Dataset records
* BEGIN *

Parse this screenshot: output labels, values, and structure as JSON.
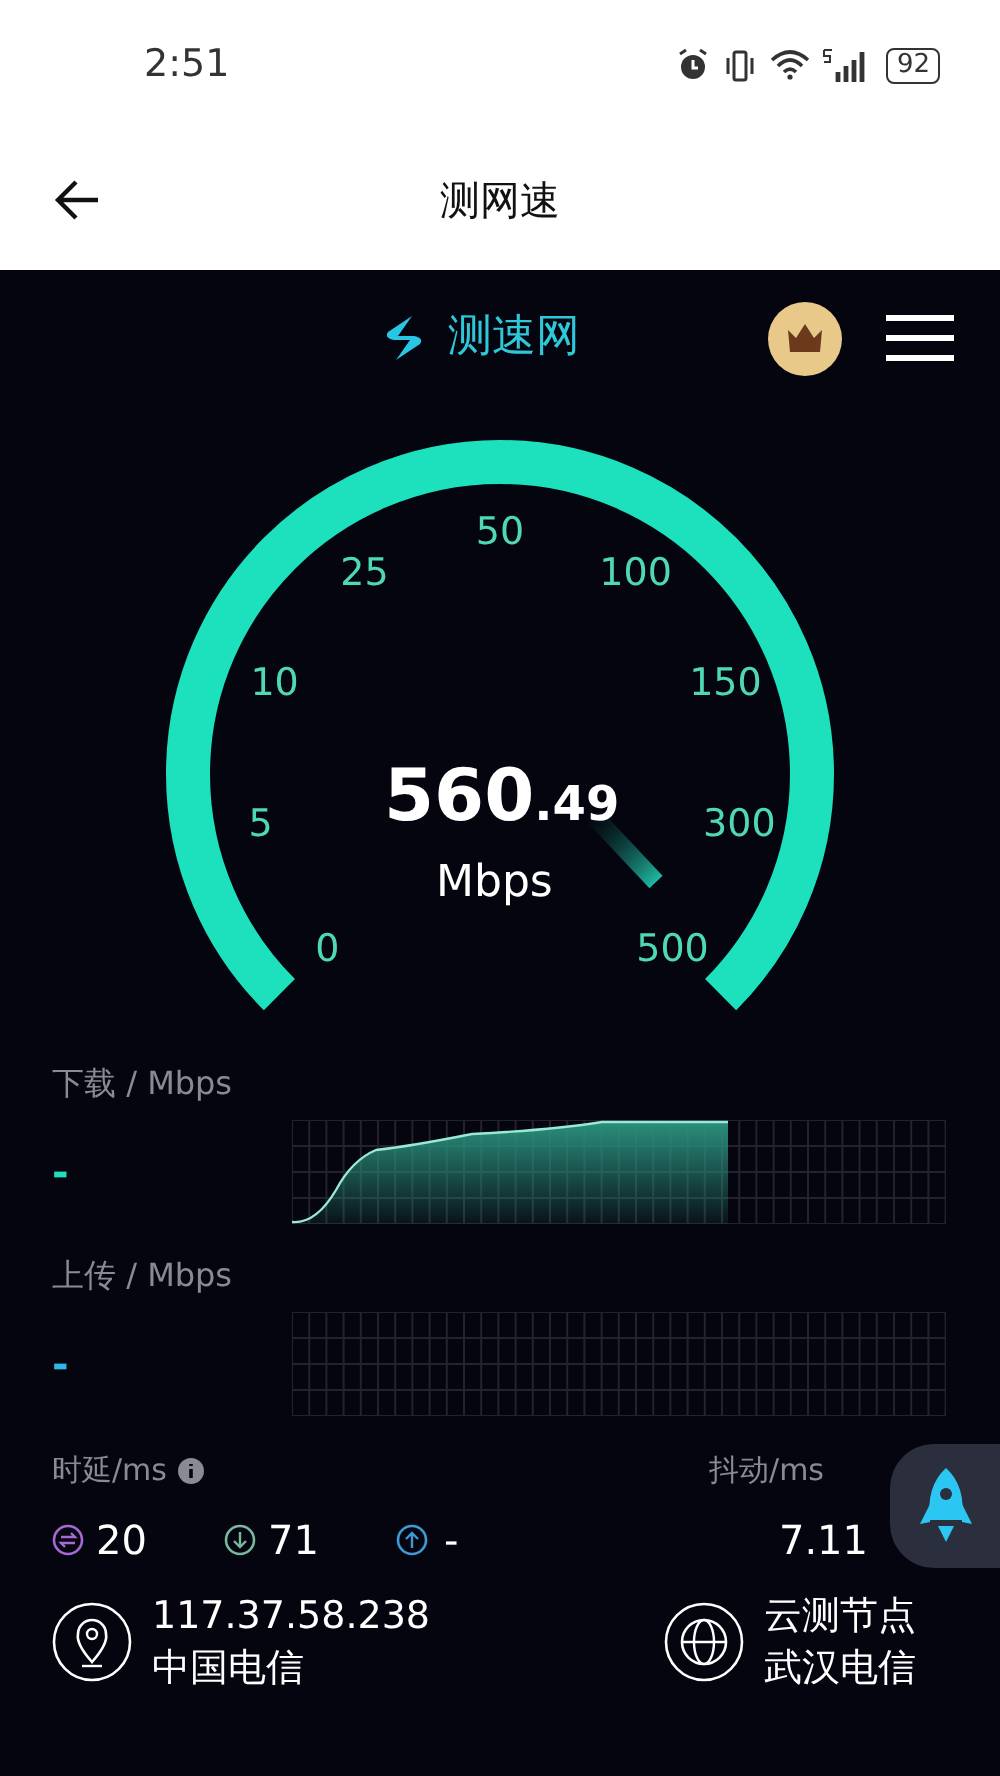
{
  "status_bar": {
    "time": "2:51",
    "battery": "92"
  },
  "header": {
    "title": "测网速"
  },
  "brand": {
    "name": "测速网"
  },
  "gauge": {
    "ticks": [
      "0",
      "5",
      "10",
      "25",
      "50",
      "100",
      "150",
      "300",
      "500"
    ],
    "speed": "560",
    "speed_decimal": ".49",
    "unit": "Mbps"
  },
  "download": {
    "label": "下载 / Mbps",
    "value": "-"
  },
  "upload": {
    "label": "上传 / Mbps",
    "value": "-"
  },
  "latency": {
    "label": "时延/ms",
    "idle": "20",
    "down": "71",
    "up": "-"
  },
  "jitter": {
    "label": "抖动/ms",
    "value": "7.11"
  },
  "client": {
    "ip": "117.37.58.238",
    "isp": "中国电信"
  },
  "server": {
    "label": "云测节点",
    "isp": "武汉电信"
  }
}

* END *

- **Set exercise**
Strip the images and reproduce the remaining records precisely.

- **Worked solution**
Parse this screenshot: output labels, values, and structure as JSON.
{
  "status_bar": {
    "time": "2:51",
    "battery": "92"
  },
  "header": {
    "title": "测网速"
  },
  "brand": {
    "name": "测速网"
  },
  "gauge": {
    "ticks": [
      "0",
      "5",
      "10",
      "25",
      "50",
      "100",
      "150",
      "300",
      "500"
    ],
    "speed": "560",
    "speed_decimal": ".49",
    "unit": "Mbps"
  },
  "download": {
    "label": "下载 / Mbps",
    "value": "-"
  },
  "upload": {
    "label": "上传 / Mbps",
    "value": "-"
  },
  "latency": {
    "label": "时延/ms",
    "idle": "20",
    "down": "71",
    "up": "-"
  },
  "jitter": {
    "label": "抖动/ms",
    "value": "7.11"
  },
  "client": {
    "ip": "117.37.58.238",
    "isp": "中国电信"
  },
  "server": {
    "label": "云测节点",
    "isp": "武汉电信"
  }
}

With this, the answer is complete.